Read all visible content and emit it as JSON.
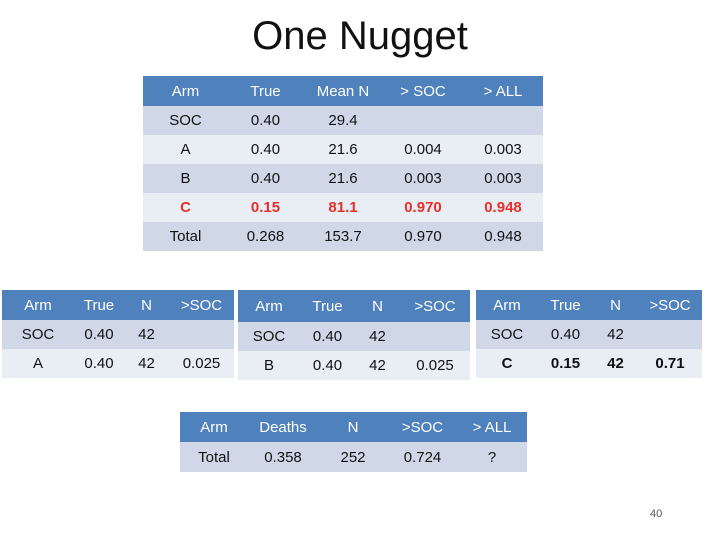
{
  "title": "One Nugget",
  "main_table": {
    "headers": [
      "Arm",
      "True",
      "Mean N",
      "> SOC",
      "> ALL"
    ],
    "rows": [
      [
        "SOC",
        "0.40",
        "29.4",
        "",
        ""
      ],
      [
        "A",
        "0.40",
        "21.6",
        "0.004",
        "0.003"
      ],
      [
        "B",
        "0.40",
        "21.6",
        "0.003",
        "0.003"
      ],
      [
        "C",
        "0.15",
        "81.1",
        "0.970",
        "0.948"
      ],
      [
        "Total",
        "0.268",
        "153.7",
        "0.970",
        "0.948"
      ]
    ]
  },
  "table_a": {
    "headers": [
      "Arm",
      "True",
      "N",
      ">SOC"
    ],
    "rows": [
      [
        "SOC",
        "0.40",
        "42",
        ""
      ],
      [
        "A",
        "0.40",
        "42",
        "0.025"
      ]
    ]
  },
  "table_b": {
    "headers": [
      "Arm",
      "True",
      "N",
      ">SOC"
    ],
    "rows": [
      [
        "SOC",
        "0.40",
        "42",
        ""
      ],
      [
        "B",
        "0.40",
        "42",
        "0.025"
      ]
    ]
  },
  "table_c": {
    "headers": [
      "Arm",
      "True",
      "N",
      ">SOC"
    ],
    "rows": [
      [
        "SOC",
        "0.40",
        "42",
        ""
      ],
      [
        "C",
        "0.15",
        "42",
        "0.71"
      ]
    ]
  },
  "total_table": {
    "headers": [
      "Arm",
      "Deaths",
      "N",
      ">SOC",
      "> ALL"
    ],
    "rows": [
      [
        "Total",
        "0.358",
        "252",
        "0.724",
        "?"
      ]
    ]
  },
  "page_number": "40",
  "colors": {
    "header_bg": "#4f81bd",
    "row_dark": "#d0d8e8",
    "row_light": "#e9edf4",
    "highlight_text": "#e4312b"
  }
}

◇ ◇ ◇ ◇

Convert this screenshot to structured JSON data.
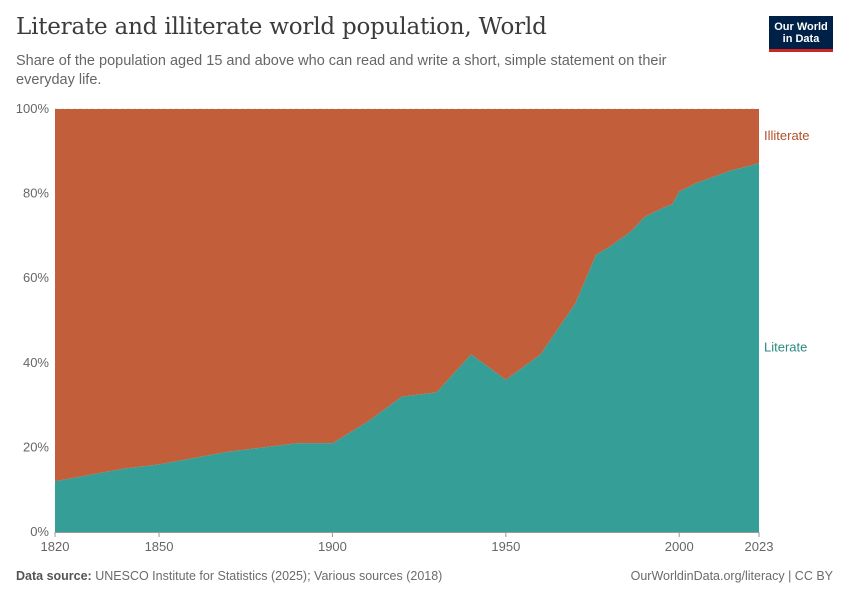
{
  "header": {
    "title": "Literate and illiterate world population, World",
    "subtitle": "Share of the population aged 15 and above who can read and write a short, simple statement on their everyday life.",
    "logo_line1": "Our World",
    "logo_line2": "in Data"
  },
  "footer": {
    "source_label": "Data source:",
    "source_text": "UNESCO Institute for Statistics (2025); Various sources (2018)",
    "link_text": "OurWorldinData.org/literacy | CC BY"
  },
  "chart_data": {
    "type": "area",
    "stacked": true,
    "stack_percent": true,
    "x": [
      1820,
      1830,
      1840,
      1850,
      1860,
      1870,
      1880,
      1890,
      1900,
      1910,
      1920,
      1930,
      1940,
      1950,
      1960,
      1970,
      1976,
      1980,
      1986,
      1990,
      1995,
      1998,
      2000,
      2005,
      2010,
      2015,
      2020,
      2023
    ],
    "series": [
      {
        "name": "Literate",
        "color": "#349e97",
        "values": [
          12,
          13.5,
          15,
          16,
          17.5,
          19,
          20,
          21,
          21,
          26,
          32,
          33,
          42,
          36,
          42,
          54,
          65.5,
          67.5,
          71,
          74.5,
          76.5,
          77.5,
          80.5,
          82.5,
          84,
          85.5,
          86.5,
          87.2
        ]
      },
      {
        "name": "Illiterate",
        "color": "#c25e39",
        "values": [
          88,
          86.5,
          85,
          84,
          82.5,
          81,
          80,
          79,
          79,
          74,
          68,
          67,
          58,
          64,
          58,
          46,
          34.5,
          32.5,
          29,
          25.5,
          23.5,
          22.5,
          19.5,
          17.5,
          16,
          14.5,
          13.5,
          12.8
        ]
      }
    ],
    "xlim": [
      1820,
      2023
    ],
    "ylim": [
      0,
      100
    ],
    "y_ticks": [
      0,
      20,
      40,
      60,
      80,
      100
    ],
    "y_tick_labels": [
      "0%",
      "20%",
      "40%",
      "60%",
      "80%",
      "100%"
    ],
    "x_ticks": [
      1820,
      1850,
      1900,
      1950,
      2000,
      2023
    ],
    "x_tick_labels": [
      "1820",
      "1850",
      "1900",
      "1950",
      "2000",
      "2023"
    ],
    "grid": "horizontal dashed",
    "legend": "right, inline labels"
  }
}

◇ ◇ ◇ ◇

Only a number is wanted: how many lines contain "population"?

2